### TASK INSTRUCTIONS
Repeat the following entries verbatim, from the line with "Patent image size: (969, 544)." up to and including the line with "The silicon photonics portion 610 is".

### SOURCE MATERIAL

•••••

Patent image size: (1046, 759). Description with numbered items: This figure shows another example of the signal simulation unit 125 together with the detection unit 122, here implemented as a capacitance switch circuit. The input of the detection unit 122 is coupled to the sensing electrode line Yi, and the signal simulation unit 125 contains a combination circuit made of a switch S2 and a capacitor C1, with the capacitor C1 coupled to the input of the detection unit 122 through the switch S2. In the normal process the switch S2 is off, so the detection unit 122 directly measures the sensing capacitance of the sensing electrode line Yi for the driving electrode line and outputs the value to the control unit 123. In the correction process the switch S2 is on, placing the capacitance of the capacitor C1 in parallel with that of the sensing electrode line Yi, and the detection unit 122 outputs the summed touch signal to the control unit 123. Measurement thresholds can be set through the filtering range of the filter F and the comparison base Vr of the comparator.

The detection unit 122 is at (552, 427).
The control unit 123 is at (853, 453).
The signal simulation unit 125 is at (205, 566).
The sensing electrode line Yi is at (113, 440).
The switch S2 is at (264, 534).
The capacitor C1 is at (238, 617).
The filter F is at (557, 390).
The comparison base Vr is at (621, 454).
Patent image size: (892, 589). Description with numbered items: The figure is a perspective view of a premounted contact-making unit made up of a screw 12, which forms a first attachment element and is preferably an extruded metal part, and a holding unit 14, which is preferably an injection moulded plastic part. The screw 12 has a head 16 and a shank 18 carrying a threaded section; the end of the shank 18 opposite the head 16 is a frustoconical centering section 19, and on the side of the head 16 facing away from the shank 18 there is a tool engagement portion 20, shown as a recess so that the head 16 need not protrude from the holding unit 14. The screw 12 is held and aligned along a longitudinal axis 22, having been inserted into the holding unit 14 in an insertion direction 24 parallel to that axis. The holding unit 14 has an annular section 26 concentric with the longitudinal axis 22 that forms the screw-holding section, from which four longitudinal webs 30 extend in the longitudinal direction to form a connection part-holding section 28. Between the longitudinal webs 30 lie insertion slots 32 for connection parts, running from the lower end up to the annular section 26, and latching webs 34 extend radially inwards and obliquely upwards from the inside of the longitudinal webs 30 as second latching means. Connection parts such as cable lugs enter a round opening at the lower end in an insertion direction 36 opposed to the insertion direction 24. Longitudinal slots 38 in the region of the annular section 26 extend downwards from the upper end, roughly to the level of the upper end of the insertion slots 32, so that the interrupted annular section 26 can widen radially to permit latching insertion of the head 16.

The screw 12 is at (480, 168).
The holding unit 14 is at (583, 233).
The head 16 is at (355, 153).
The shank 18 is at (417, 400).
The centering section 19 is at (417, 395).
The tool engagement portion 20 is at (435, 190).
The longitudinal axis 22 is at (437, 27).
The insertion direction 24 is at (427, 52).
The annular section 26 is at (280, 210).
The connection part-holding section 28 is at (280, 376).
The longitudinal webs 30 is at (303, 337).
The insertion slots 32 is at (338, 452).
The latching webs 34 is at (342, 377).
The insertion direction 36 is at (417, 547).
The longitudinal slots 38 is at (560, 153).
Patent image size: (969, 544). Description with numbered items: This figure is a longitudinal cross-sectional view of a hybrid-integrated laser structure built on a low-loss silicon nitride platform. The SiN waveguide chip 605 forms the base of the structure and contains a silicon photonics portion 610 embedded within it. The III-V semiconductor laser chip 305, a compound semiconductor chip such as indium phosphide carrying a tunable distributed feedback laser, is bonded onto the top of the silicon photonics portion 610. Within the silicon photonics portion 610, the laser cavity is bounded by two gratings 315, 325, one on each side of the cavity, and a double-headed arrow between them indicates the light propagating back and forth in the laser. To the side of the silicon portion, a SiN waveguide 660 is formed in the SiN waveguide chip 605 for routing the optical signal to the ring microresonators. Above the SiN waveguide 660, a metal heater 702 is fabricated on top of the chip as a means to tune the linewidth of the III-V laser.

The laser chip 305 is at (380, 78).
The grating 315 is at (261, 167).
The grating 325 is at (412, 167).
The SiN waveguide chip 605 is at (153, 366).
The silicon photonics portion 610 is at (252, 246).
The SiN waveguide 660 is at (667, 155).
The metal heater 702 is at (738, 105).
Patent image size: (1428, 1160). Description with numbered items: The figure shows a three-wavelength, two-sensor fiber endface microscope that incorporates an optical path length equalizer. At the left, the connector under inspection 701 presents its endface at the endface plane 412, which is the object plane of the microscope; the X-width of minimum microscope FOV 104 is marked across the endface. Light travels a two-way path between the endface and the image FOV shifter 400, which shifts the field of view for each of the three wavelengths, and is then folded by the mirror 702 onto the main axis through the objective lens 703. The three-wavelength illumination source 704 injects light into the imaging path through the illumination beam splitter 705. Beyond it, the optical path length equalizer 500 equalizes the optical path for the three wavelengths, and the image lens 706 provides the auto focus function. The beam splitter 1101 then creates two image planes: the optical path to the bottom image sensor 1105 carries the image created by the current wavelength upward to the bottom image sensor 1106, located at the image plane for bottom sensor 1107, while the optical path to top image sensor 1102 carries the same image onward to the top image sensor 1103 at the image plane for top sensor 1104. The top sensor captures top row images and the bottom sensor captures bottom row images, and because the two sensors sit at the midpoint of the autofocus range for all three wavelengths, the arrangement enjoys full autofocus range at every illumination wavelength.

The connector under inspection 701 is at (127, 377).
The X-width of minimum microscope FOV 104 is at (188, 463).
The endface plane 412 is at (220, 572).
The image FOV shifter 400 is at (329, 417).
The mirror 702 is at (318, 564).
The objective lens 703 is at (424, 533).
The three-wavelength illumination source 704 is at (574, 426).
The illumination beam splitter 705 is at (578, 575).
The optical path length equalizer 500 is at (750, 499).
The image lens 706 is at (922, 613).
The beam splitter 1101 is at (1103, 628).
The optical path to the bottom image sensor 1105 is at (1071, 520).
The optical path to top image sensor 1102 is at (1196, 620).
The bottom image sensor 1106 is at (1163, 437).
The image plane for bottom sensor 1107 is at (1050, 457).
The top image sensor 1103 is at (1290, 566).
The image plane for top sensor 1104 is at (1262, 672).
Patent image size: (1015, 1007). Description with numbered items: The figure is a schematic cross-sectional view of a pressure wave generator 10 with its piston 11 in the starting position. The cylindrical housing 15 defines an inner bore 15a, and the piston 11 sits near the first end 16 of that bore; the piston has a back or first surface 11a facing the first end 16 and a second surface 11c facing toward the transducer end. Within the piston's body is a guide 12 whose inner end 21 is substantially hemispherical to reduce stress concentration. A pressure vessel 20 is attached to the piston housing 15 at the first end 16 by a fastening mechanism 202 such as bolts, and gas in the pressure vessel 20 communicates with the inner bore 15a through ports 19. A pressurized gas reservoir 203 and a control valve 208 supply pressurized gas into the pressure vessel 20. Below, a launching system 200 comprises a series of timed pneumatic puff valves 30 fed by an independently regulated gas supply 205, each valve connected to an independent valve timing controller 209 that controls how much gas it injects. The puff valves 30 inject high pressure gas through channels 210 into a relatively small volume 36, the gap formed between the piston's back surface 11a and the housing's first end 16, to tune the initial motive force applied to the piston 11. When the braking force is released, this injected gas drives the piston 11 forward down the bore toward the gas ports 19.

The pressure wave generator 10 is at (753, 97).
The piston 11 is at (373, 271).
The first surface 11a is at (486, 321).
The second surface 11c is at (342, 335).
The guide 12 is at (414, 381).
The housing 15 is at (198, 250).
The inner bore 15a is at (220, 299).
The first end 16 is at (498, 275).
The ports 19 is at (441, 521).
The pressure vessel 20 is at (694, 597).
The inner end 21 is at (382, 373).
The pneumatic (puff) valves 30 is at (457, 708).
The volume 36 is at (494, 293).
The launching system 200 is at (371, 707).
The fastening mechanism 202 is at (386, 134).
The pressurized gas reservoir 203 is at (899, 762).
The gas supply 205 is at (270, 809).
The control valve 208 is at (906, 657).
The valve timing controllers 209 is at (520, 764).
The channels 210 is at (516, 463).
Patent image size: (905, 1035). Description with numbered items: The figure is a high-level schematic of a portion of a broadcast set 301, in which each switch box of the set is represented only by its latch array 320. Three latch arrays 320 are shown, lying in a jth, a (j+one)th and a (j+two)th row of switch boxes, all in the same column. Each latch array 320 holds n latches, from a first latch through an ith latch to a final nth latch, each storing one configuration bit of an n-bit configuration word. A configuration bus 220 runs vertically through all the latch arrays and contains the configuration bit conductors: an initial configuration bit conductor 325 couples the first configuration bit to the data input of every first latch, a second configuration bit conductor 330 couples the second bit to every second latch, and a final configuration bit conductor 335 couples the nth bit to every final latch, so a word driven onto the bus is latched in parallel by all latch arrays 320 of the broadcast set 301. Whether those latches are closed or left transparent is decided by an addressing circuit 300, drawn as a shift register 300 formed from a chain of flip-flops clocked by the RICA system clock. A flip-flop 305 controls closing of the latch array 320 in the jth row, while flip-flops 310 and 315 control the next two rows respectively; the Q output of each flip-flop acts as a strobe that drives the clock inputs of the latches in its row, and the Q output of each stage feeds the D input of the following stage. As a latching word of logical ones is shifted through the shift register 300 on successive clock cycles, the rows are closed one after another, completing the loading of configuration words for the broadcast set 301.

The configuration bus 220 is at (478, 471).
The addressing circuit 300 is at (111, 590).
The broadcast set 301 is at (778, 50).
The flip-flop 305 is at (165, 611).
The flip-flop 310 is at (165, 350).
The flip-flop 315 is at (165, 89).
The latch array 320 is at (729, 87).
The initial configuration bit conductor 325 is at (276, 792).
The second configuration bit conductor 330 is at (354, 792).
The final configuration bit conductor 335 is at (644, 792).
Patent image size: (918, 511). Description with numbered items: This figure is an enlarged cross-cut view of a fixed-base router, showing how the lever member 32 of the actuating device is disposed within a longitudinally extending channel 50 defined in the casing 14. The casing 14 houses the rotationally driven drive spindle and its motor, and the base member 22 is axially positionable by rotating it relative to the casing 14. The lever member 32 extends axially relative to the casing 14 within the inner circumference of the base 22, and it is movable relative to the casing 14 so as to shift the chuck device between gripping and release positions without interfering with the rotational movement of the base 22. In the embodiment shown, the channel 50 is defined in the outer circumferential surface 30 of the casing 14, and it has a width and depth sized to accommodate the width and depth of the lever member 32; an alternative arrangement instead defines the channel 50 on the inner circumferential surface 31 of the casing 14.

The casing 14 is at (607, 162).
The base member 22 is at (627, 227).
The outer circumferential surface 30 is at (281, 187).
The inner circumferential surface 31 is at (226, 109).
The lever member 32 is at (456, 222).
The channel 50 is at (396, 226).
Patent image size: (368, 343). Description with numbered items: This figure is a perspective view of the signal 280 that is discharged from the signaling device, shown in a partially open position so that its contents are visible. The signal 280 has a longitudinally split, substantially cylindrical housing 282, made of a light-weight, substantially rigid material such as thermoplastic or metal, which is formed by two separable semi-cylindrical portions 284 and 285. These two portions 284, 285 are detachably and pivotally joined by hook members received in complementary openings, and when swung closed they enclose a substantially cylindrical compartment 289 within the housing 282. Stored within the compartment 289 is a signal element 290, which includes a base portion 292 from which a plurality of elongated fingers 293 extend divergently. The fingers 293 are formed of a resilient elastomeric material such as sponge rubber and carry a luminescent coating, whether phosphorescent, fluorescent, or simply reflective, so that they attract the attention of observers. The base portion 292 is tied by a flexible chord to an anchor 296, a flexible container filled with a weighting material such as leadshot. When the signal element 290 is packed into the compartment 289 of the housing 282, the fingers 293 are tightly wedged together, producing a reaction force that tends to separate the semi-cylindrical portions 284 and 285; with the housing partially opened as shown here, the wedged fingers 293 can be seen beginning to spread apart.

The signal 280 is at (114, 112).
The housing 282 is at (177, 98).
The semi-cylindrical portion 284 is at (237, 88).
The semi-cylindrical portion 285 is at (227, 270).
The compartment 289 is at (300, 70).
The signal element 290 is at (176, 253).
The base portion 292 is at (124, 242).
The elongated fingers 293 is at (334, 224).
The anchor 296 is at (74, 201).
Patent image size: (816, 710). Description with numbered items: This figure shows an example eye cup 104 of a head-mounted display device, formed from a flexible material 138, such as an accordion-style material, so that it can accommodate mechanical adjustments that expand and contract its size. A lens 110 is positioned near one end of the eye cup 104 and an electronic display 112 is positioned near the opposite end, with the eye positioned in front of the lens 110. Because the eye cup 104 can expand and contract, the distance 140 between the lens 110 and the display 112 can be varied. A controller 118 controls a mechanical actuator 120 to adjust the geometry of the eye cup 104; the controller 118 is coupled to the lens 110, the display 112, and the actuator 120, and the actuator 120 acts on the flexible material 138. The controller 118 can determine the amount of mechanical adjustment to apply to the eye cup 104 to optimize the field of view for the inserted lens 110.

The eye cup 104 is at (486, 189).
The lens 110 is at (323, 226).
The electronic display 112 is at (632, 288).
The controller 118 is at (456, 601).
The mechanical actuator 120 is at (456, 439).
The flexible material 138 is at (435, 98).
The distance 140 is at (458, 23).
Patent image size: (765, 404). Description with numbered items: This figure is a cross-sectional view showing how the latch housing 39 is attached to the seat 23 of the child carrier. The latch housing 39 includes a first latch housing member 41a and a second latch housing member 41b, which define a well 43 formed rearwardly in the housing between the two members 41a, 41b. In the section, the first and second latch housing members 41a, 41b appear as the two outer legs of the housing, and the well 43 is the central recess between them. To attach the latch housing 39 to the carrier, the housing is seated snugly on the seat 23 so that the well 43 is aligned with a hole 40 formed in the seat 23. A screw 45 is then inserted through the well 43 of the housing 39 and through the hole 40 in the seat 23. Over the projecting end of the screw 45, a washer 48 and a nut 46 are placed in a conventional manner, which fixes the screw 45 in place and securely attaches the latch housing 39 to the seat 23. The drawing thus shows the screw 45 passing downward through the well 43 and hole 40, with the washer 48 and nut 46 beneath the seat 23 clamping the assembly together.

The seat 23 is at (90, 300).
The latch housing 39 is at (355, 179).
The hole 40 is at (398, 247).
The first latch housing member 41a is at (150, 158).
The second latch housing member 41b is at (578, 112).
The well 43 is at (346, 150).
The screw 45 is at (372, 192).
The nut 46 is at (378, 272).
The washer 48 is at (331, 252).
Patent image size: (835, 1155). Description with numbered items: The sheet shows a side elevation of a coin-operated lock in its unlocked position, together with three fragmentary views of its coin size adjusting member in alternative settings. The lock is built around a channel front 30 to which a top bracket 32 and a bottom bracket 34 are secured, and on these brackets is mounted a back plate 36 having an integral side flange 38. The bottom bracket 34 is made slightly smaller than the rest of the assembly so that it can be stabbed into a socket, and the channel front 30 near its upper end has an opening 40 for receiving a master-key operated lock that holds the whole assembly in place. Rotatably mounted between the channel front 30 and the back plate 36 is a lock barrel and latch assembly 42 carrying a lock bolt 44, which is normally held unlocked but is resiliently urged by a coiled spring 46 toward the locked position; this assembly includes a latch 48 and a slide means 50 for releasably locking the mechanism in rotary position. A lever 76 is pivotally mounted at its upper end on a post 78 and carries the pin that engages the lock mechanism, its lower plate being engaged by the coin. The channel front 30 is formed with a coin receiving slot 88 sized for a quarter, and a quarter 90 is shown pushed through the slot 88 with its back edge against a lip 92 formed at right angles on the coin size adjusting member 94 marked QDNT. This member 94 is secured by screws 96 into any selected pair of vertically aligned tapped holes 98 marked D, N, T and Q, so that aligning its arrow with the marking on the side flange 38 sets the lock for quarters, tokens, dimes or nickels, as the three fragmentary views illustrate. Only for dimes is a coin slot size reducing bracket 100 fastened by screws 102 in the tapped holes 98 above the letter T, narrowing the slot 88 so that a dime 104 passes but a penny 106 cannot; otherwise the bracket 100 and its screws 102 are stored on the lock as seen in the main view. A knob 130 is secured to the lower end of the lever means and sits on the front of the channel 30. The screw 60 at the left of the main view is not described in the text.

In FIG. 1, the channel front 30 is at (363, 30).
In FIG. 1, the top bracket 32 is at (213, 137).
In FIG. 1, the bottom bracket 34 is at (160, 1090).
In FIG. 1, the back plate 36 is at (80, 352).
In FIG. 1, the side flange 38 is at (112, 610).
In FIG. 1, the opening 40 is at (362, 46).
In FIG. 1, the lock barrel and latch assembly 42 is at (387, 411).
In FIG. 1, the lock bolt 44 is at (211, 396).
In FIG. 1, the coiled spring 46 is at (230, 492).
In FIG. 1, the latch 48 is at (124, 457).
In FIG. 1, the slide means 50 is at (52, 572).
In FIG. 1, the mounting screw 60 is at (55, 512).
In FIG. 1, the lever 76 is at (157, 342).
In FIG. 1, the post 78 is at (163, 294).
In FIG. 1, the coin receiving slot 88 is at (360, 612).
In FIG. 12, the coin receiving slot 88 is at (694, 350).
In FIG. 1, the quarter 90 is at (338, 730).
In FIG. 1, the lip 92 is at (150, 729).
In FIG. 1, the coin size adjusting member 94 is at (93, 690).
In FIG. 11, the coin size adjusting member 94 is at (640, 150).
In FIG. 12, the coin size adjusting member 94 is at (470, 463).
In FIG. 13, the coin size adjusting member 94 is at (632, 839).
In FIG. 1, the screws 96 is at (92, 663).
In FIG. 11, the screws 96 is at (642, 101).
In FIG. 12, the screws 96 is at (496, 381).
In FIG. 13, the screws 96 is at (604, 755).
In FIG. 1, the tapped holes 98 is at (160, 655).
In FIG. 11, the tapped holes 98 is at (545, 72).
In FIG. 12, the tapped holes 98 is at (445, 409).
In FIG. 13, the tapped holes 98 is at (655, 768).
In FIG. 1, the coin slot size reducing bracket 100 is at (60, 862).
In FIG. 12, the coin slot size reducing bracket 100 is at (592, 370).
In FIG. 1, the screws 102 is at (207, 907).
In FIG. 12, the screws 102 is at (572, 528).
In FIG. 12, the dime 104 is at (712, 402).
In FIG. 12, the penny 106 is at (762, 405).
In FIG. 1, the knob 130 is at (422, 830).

•••••

### COMPLETED TASK
Patent image size: (969, 544). Description with numbered items: This figure is a longitudinal cross-sectional view of a hybrid-integrated laser structure built on a low-loss silicon nitride platform. The SiN waveguide chip 605 forms the base of the structure and contains a silicon photonics portion 610 embedded within it. The III-V semiconductor laser chip 305, a compound semiconductor chip such as indium phosphide carrying a tunable distributed feedback laser, is bonded onto the top of the silicon photonics portion 610. Within the silicon photonics portion 610, the laser cavity is bounded by two gratings 315, 325, one on each side of the cavity, and a double-headed arrow between them indicates the light propagating back and forth in the laser. To the side of the silicon portion, a SiN waveguide 660 is formed in the SiN waveguide chip 605 for routing the optical signal to the ring microresonators. Above the SiN waveguide 660, a metal heater 702 is fabricated on top of the chip as a means to tune the linewidth of the III-V laser.

The laser chip 305 is at (380, 78).
The grating 315 is at (261, 167).
The grating 325 is at (412, 167).
The SiN waveguide chip 605 is at (153, 366).
The silicon photonics portion 610 is at (252, 246).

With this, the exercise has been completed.